== Given text ==
::::

Thursday 02-06-2016 - 16:13
Muslims across the world will be observing Ramadan during June and July this year – the annual period of fasting, prayer and almsgiving that is one of the Five Pillars of Islam. During the month of Ramadan Muslims who are able to refrain from food or drink of any sort during daylight hours. However, more than just this, Ramadan is a time for spiritual reflection and strengthening our powers of self-control.
For those of us observing Ramadan on the first day of Students’ Unions 2016, we have produced a short guidance document detailing the provisions made for prayers and breaking our fast in the evening of 5 July.

::::

== What you need to do ==
Copy the passage from the Ramadan text word for word, starting with "Thursday 02-06-2016 - 16:13" and going on through "powers of self-control.". The lines that come next have nothing to do with the Ramadan text.

== Material ==
::::

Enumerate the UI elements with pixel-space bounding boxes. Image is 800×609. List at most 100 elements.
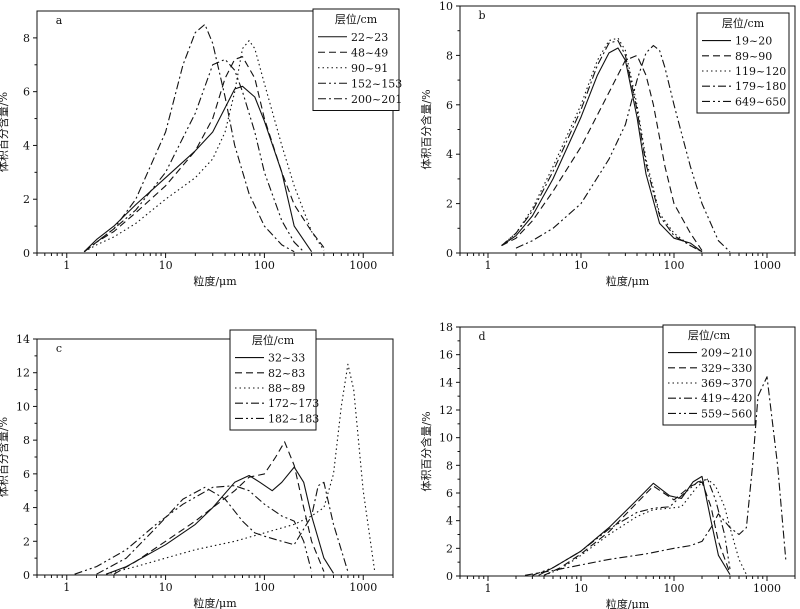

::::

== Task answer ==
Thursday 02-06-2016 - 16:13
Muslims across the world will be observing Ramadan during June and July this year – the annual period of fasting, prayer and almsgiving that is one of the Five Pillars of Islam. During the month of Ramadan Muslims who are able to refrain from food or drink of any sort during daylight hours. However, more than just this, Ramadan is a time for spiritual reflection and strengthening our powers of self-control.